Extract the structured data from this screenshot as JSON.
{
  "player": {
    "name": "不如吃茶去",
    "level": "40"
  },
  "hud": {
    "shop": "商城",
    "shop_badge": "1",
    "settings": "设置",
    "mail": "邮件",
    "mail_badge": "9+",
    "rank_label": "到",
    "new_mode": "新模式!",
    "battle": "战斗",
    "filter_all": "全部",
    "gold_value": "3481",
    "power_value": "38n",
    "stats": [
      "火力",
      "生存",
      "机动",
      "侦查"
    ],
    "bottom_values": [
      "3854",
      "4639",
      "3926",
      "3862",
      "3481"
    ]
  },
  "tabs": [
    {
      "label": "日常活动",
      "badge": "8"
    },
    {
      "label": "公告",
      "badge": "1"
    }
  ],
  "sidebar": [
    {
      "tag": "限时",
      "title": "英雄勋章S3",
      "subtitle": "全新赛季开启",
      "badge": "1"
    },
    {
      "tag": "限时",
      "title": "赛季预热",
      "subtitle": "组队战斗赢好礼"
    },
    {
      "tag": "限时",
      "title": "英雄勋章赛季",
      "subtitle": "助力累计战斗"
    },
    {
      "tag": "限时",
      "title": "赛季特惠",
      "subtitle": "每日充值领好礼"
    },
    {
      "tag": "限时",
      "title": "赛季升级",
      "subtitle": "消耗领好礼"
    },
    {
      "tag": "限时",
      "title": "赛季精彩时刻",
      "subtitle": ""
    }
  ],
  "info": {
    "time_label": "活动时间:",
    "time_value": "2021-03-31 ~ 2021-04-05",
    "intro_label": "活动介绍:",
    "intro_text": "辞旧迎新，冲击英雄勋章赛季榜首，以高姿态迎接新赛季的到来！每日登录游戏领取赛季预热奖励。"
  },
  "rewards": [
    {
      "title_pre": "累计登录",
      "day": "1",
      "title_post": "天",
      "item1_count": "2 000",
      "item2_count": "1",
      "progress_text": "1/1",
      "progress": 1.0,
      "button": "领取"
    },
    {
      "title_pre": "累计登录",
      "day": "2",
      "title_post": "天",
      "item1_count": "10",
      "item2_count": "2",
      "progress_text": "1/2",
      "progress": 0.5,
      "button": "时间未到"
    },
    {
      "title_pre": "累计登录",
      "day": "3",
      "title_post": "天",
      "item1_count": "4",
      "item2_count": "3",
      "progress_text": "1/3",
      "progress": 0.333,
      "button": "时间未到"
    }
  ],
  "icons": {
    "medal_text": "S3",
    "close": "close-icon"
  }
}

------------------------------------

Work to do: Extract the listing in its entirety and repeat it exactly.

Result of this exercise:
Extract the structured data from this screenshot as JSON.
{
  "player": {
    "name": "不如吃茶去",
    "level": "40"
  },
  "hud": {
    "shop": "商城",
    "shop_badge": "1",
    "settings": "设置",
    "mail": "邮件",
    "mail_badge": "9+",
    "rank_label": "到",
    "new_mode": "新模式!",
    "battle": "战斗",
    "filter_all": "全部",
    "gold_value": "3481",
    "power_value": "38n",
    "stats": [
      "火力",
      "生存",
      "机动",
      "侦查"
    ],
    "bottom_values": [
      "3854",
      "4639",
      "3926",
      "3862",
      "3481"
    ]
  },
  "tabs": [
    {
      "label": "日常活动",
      "badge": "8"
    },
    {
      "label": "公告",
      "badge": "1"
    }
  ],
  "sidebar": [
    {
      "tag": "限时",
      "title": "英雄勋章S3",
      "subtitle": "全新赛季开启",
      "badge": "1"
    },
    {
      "tag": "限时",
      "title": "赛季预热",
      "subtitle": "组队战斗赢好礼"
    },
    {
      "tag": "限时",
      "title": "英雄勋章赛季",
      "subtitle": "助力累计战斗"
    },
    {
      "tag": "限时",
      "title": "赛季特惠",
      "subtitle": "每日充值领好礼"
    },
    {
      "tag": "限时",
      "title": "赛季升级",
      "subtitle": "消耗领好礼"
    },
    {
      "tag": "限时",
      "title": "赛季精彩时刻",
      "subtitle": ""
    }
  ],
  "info": {
    "time_label": "活动时间:",
    "time_value": "2021-03-31 ~ 2021-04-05",
    "intro_label": "活动介绍:",
    "intro_text": "辞旧迎新，冲击英雄勋章赛季榜首，以高姿态迎接新赛季的到来！每日登录游戏领取赛季预热奖励。"
  },
  "rewards": [
    {
      "title_pre": "累计登录",
      "day": "1",
      "title_post": "天",
      "item1_count": "2 000",
      "item2_count": "1",
      "progress_text": "1/1",
      "progress": 1.0,
      "button": "领取"
    },
    {
      "title_pre": "累计登录",
      "day": "2",
      "title_post": "天",
      "item1_count": "10",
      "item2_count": "2",
      "progress_text": "1/2",
      "progress": 0.5,
      "button": "时间未到"
    },
    {
      "title_pre": "累计登录",
      "day": "3",
      "title_post": "天",
      "item1_count": "4",
      "item2_count": "3",
      "progress_text": "1/3",
      "progress": 0.333,
      "button": "时间未到"
    }
  ],
  "icons": {
    "medal_text": "S3",
    "close": "close-icon"
  }
}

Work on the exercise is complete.